__Excerto original__.
______

Por Letícia Sangaletti
Semana passada falei aqui na minha coluna que dançar em um grupo de danças é a melhor metáfora da vida em sociedade. Outro dia assisti um ensaio de um grupo de danças que foi um grande laboratório para mim, que trabalha com comunicação, e que insiste em dizer que tudo comunica. Foi um laboratório pois, como diria Saramago, é preciso sair da ilha, para ver a ilha, e saindo da pista, pude ver o quanto a apresentação cênica e a teatralidade acontecem por outra perspectiva, e o quanto um elogio ou uma crítica podem afetar, positiva, ou não, na comunicação.
Eu acredito muito em energias. Sabe quando entramos em um lugar em que a energia está baixa ou pesada, ou quando conversamos muito com uma pessoa que só reclama? A gente acaba se afetando. E quando convivemos com muitas pessoas, entendemos na prática o quanto isso pode nos afetar. E quando afeta, nosso corpo grita. E nesse laboratório, pude perceber um abismo abissal de energia e de comunicação não verbal, com simples e práticas mudanças. Outro grupo na pista, dizendo muito sem dizer, falando alegrias com os olhos, com gestos, com silêncios e com o corpo.

______

__Linhas extraídas__.
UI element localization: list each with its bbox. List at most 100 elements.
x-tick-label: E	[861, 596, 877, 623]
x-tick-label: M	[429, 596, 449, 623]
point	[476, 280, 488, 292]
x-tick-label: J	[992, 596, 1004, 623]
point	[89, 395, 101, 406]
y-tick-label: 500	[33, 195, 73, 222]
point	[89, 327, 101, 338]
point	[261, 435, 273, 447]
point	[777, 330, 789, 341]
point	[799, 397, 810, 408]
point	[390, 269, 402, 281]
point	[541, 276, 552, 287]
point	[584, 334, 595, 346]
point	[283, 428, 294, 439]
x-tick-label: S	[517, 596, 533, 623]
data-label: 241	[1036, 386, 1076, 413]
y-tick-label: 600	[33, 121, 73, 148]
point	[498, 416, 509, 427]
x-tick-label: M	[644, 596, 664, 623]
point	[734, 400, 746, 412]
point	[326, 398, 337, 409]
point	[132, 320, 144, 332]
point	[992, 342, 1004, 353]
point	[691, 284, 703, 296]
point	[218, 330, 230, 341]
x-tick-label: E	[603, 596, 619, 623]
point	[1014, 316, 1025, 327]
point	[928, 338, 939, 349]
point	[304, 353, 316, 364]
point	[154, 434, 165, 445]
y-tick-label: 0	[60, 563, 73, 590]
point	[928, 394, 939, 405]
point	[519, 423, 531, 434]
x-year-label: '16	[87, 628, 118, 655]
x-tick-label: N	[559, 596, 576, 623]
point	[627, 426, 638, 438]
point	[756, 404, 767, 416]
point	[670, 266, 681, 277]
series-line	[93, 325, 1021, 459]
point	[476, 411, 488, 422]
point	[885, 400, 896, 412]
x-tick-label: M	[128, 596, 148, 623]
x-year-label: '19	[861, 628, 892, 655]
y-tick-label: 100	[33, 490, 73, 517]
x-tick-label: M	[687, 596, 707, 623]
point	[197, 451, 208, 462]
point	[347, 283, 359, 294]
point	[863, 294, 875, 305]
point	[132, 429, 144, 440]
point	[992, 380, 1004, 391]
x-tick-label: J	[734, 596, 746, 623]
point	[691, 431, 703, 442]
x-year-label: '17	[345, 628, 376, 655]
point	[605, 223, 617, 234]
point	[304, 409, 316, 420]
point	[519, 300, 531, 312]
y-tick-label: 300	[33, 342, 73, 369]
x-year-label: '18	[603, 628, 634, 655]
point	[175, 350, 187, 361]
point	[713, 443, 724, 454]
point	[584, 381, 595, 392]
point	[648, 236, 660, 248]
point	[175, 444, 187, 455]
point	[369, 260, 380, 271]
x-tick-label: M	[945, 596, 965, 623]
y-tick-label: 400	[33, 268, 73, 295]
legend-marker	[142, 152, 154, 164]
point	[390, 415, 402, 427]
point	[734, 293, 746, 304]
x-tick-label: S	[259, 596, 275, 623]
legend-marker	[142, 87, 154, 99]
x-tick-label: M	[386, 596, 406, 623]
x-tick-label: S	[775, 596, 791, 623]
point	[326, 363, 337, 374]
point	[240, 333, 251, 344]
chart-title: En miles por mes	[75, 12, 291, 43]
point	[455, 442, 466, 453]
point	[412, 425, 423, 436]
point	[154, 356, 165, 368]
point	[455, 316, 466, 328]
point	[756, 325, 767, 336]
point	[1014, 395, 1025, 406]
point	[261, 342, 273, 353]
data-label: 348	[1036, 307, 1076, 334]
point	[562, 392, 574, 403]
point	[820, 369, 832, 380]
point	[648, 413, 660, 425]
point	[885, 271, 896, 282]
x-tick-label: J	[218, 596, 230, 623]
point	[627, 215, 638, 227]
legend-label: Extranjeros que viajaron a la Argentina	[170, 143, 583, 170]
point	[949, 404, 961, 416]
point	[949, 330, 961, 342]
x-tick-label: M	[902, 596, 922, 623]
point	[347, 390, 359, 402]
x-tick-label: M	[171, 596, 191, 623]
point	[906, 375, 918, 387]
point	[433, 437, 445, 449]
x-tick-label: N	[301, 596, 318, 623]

______

__Exercícios__.
1: Transcreva fielmente o trecho da coluna sobre dança e comunicação que vai de "Por Letícia Sangaletti" a "não, na comunicação.".
2: Resuma em duas frases a coluna sobre dança e comunicação.
3: Prossiga com a redação da coluna sobre dança e comunicação a partir da última frase apresentada.
As linhas constituem material independente da coluna sobre dança e comunicação.

__Problemas resolvidos__.
1:
Por Letícia Sangaletti
Semana passada falei aqui na minha coluna que dançar em um grupo de danças é a melhor metáfora da vida em sociedade. Outro dia assisti um ensaio de um grupo de danças que foi um grande laboratório para mim, que trabalha com comunicação, e que insiste em dizer que tudo comunica. Foi um laboratório pois, como diria Saramago, é preciso sair da ilha, para ver a ilha, e saindo da pista, pude ver o quanto a apresentação cênica e a teatralidade acontecem por outra perspectiva, e o quanto um elogio ou uma crítica podem afetar, positiva, ou não, na comunicação.

2: Ao assistir, de fora da pista, ao ensaio de um grupo de danças, a autora, que trabalha com comunicação, percebeu como a apresentação cênica e a teatralidade se revelam por outra perspectiva e como um elogio ou uma crítica podem afetar a comunicação. Acreditando que as energias nos afetam, ela observou, com mudanças simples e práticas, uma enorme diferença de energia e de comunicação não verbal em outro grupo, que se expressava com os olhos, os gestos, os silêncios e o corpo.

3:
A comunicação não verbal é, na verdade, o primeiro idioma que aprendemos. Antes de falar, olhamos, choramos, resmungamos. Antes de compreender as palavras, já sabíamos o que significava o toque de um abraço ou a ausência dele. O corpo foi, desde sempre, a nossa primeira voz. E muitas vezes, continua falando mais ainda do que imaginamos.
Pesquisas mostram que mais de 60% da comunicação humana acontece sem palavras. O psicólogo Albert Mehrabian estimou que apenas 7% do que dizemos está no conteúdo verbal; o restante mora no tom, nos gestos, nos silêncios e na forma como ocupamos o espaço. Isso explica por que, às vezes, entendemos alguém antes mesmo de ouvir o que ela tem a dizer. Sabe aquela amiga que se comunica contigo só pelo olhar? Ou o teu par de dança, que entende tua interpretação só com a tua expressão facial.
Lembrei-me muito do poeta fingidor de Pessoa, porque não importa os nossos problemas, devemos deixá-los fora da pista. Mas o nosso corpo comunica tanto, que mesmo interpretando, entregamos nossas vulnerabilidades. Talvez o que mais me fascina na comunicação humana é o fato de ela acontecer antes de verbalizarmos e continuar mesmo quando elas cessam.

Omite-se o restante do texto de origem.